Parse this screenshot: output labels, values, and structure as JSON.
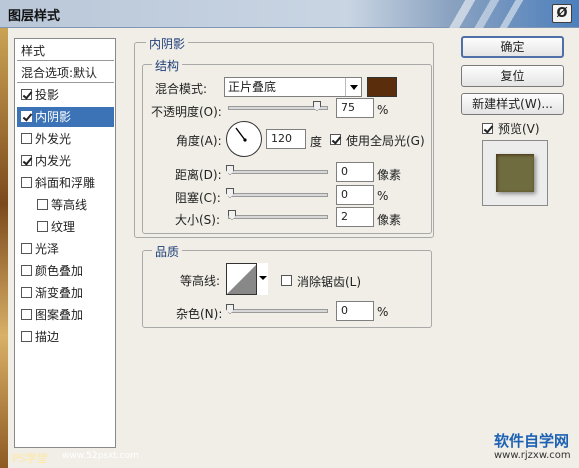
{
  "window": {
    "title": "图层样式",
    "close_glyph": "Ø"
  },
  "styles_list": {
    "header": "样式",
    "blend_options": "混合选项:默认",
    "items": [
      {
        "label": "投影",
        "checked": true,
        "selected": false
      },
      {
        "label": "内阴影",
        "checked": true,
        "selected": true
      },
      {
        "label": "外发光",
        "checked": false,
        "selected": false
      },
      {
        "label": "内发光",
        "checked": true,
        "selected": false
      },
      {
        "label": "斜面和浮雕",
        "checked": false,
        "selected": false
      },
      {
        "label": "等高线",
        "checked": false,
        "selected": false,
        "sub": true
      },
      {
        "label": "纹理",
        "checked": false,
        "selected": false,
        "sub": true
      },
      {
        "label": "光泽",
        "checked": false,
        "selected": false
      },
      {
        "label": "颜色叠加",
        "checked": false,
        "selected": false
      },
      {
        "label": "渐变叠加",
        "checked": false,
        "selected": false
      },
      {
        "label": "图案叠加",
        "checked": false,
        "selected": false
      },
      {
        "label": "描边",
        "checked": false,
        "selected": false
      }
    ]
  },
  "inner_shadow": {
    "section_title": "内阴影",
    "structure": {
      "title": "结构",
      "blend_mode_label": "混合模式:",
      "blend_mode_value": "正片叠底",
      "color": "#5a2d0c",
      "opacity_label": "不透明度(O):",
      "opacity_value": "75",
      "opacity_unit": "%",
      "angle_label": "角度(A):",
      "angle_value": "120",
      "angle_unit": "度",
      "global_light_label": "使用全局光(G)",
      "global_light_checked": true,
      "distance_label": "距离(D):",
      "distance_value": "0",
      "distance_unit": "像素",
      "choke_label": "阻塞(C):",
      "choke_value": "0",
      "choke_unit": "%",
      "size_label": "大小(S):",
      "size_value": "2",
      "size_unit": "像素"
    },
    "quality": {
      "title": "品质",
      "contour_label": "等高线:",
      "antialias_label": "消除锯齿(L)",
      "antialias_checked": false,
      "noise_label": "杂色(N):",
      "noise_value": "0",
      "noise_unit": "%"
    }
  },
  "buttons": {
    "ok": "确定",
    "cancel": "复位",
    "new_style": "新建样式(W)...",
    "preview_label": "预览(V)",
    "preview_checked": true
  },
  "preview": {
    "swatch_color": "#6f6d3f"
  },
  "watermarks": {
    "left": "PS学堂",
    "left_url": "www.52psxt.com",
    "right_brand": "软件自学网",
    "right_url": "www.rjzxw.com"
  }
}
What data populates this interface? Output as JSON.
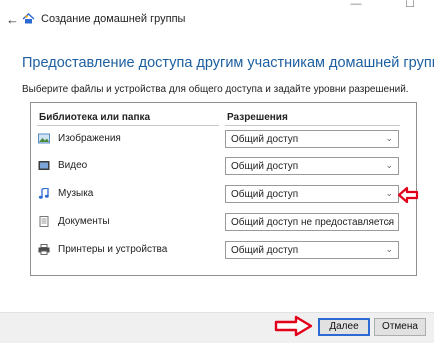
{
  "window": {
    "title": "Создание домашней группы",
    "minimize_glyph": "—",
    "maximize_glyph": "☐"
  },
  "heading": "Предоставление доступа другим участникам домашней группы",
  "instruction": "Выберите файлы и устройства для общего доступа и задайте уровни разрешений.",
  "table": {
    "col_library": "Библиотека или папка",
    "col_permissions": "Разрешения",
    "rows": [
      {
        "icon": "pictures-icon",
        "label": "Изображения",
        "permission": "Общий доступ"
      },
      {
        "icon": "videos-icon",
        "label": "Видео",
        "permission": "Общий доступ"
      },
      {
        "icon": "music-icon",
        "label": "Музыка",
        "permission": "Общий доступ"
      },
      {
        "icon": "documents-icon",
        "label": "Документы",
        "permission": "Общий доступ не предоставляется"
      },
      {
        "icon": "printer-icon",
        "label": "Принтеры и устройства",
        "permission": "Общий доступ"
      }
    ]
  },
  "buttons": {
    "next": "Далее",
    "cancel": "Отмена"
  },
  "colors": {
    "heading": "#1d5fa0",
    "annotation_arrow": "#e3001b",
    "default_button_border": "#2a6ad1"
  }
}
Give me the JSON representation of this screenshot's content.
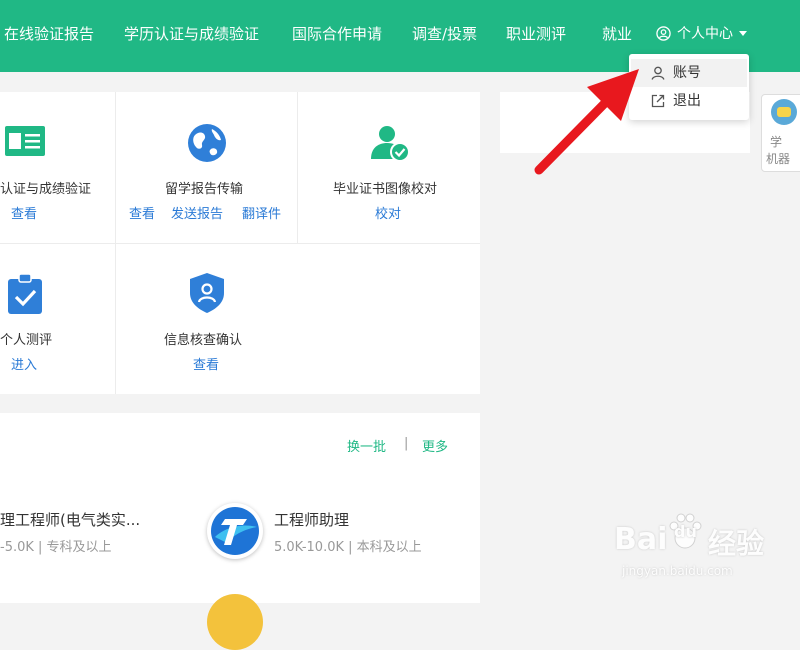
{
  "nav": {
    "items": [
      "在线验证报告",
      "学历认证与成绩验证",
      "国际合作申请",
      "调查/投票",
      "职业测评",
      "就业"
    ],
    "user_center": "个人中心"
  },
  "dropdown": {
    "account": "账号",
    "logout": "退出"
  },
  "services": {
    "cell1": {
      "title": "认证与成绩验证",
      "links": [
        "查看"
      ]
    },
    "cell2": {
      "title": "留学报告传输",
      "links": [
        "查看",
        "发送报告",
        "翻译件"
      ]
    },
    "cell3": {
      "title": "毕业证书图像校对",
      "links": [
        "校对"
      ]
    },
    "cell4": {
      "title": "个人测评",
      "links": [
        "进入"
      ]
    },
    "cell5": {
      "title": "信息核查确认",
      "links": [
        "查看"
      ]
    }
  },
  "side_widget": {
    "line1": "学",
    "line2": "机器"
  },
  "jobs": {
    "change_batch": "换一批",
    "separator": "|",
    "more": "更多",
    "items": [
      {
        "title": "理工程师(电气类实...",
        "meta": "-5.0K | 专科及以上"
      },
      {
        "title": "工程师助理",
        "meta": "5.0K-10.0K | 本科及以上"
      }
    ]
  },
  "watermark": {
    "brand": "Bai",
    "paw": "du",
    "suffix": "经验",
    "url": "jingyan.baidu.com"
  },
  "colors": {
    "nav_green": "#20b885",
    "link_blue": "#2a7ad6",
    "arrow_red": "#e8181e",
    "icon_green": "#20b885",
    "icon_blue": "#2f7fd8"
  }
}
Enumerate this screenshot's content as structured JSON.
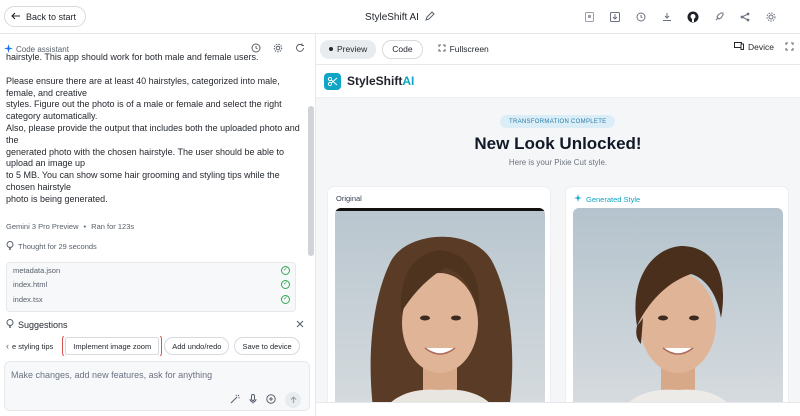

* What the task asks
Your task is to set down the records shown above exactly, minus any pictures.

* Task result
Parse this screenshot: output labels, values, and structure as JSON.
{
  "window": {
    "title": "图层样式",
    "close_glyph": "Ø"
  },
  "styles_list": {
    "header": "样式",
    "blend_options": "混合选项:默认",
    "items": [
      {
        "label": "投影",
        "checked": true,
        "selected": false
      },
      {
        "label": "内阴影",
        "checked": true,
        "selected": true
      },
      {
        "label": "外发光",
        "checked": false,
        "selected": false
      },
      {
        "label": "内发光",
        "checked": true,
        "selected": false
      },
      {
        "label": "斜面和浮雕",
        "checked": false,
        "selected": false
      },
      {
        "label": "等高线",
        "checked": false,
        "selected": false,
        "sub": true
      },
      {
        "label": "纹理",
        "checked": false,
        "selected": false,
        "sub": true
      },
      {
        "label": "光泽",
        "checked": false,
        "selected": false
      },
      {
        "label": "颜色叠加",
        "checked": false,
        "selected": false
      },
      {
        "label": "渐变叠加",
        "checked": false,
        "selected": false
      },
      {
        "label": "图案叠加",
        "checked": false,
        "selected": false
      },
      {
        "label": "描边",
        "checked": false,
        "selected": false
      }
    ]
  },
  "inner_shadow": {
    "section_title": "内阴影",
    "structure": {
      "title": "结构",
      "blend_mode_label": "混合模式:",
      "blend_mode_value": "正片叠底",
      "color": "#5a2d0c",
      "opacity_label": "不透明度(O):",
      "opacity_value": "75",
      "opacity_unit": "%",
      "angle_label": "角度(A):",
      "angle_value": "120",
      "angle_unit": "度",
      "global_light_label": "使用全局光(G)",
      "global_light_checked": true,
      "distance_label": "距离(D):",
      "distance_value": "0",
      "distance_unit": "像素",
      "choke_label": "阻塞(C):",
      "choke_value": "0",
      "choke_unit": "%",
      "size_label": "大小(S):",
      "size_value": "2",
      "size_unit": "像素"
    },
    "quality": {
      "title": "品质",
      "contour_label": "等高线:",
      "antialias_label": "消除锯齿(L)",
      "antialias_checked": false,
      "noise_label": "杂色(N):",
      "noise_value": "0",
      "noise_unit": "%"
    }
  },
  "buttons": {
    "ok": "确定",
    "cancel": "复位",
    "new_style": "新建样式(W)...",
    "preview_label": "预览(V)",
    "preview_checked": true
  },
  "preview": {
    "swatch_color": "#6f6d3f"
  },
  "watermarks": {
    "left": "PS学堂",
    "left_url": "www.52psxt.com",
    "right_brand": "软件自学网",
    "right_url": "www.rjzxw.com"
  }
}
What data populates this interface? Output as JSON.
{
  "window": {
    "title": "Создание домашней группы",
    "minimize_glyph": "—",
    "maximize_glyph": "☐"
  },
  "heading": "Предоставление доступа другим участникам домашней группы",
  "instruction": "Выберите файлы и устройства для общего доступа и задайте уровни разрешений.",
  "table": {
    "col_library": "Библиотека или папка",
    "col_permissions": "Разрешения",
    "rows": [
      {
        "icon": "pictures-icon",
        "label": "Изображения",
        "permission": "Общий доступ"
      },
      {
        "icon": "videos-icon",
        "label": "Видео",
        "permission": "Общий доступ"
      },
      {
        "icon": "music-icon",
        "label": "Музыка",
        "permission": "Общий доступ"
      },
      {
        "icon": "documents-icon",
        "label": "Документы",
        "permission": "Общий доступ не предоставляется"
      },
      {
        "icon": "printer-icon",
        "label": "Принтеры и устройства",
        "permission": "Общий доступ"
      }
    ]
  },
  "buttons": {
    "next": "Далее",
    "cancel": "Отмена"
  },
  "colors": {
    "heading": "#1d5fa0",
    "annotation_arrow": "#e3001b",
    "default_button_border": "#2a6ad1"
  }
}
Give me the JSON representation of this screenshot's content.
{
  "nav": {
    "items": [
      "在线验证报告",
      "学历认证与成绩验证",
      "国际合作申请",
      "调查/投票",
      "职业测评",
      "就业"
    ],
    "user_center": "个人中心"
  },
  "dropdown": {
    "account": "账号",
    "logout": "退出"
  },
  "services": {
    "cell1": {
      "title": "认证与成绩验证",
      "links": [
        "查看"
      ]
    },
    "cell2": {
      "title": "留学报告传输",
      "links": [
        "查看",
        "发送报告",
        "翻译件"
      ]
    },
    "cell3": {
      "title": "毕业证书图像校对",
      "links": [
        "校对"
      ]
    },
    "cell4": {
      "title": "个人测评",
      "links": [
        "进入"
      ]
    },
    "cell5": {
      "title": "信息核查确认",
      "links": [
        "查看"
      ]
    }
  },
  "side_widget": {
    "line1": "学",
    "line2": "机器"
  },
  "jobs": {
    "change_batch": "换一批",
    "separator": "|",
    "more": "更多",
    "items": [
      {
        "title": "理工程师(电气类实...",
        "meta": "-5.0K | 专科及以上"
      },
      {
        "title": "工程师助理",
        "meta": "5.0K-10.0K | 本科及以上"
      }
    ]
  },
  "watermark": {
    "brand": "Bai",
    "paw": "du",
    "suffix": "经验",
    "url": "jingyan.baidu.com"
  },
  "colors": {
    "nav_green": "#20b885",
    "link_blue": "#2a7ad6",
    "arrow_red": "#e8181e",
    "icon_green": "#20b885",
    "icon_blue": "#2f7fd8"
  }
}
Enumerate this screenshot's content as structured JSON.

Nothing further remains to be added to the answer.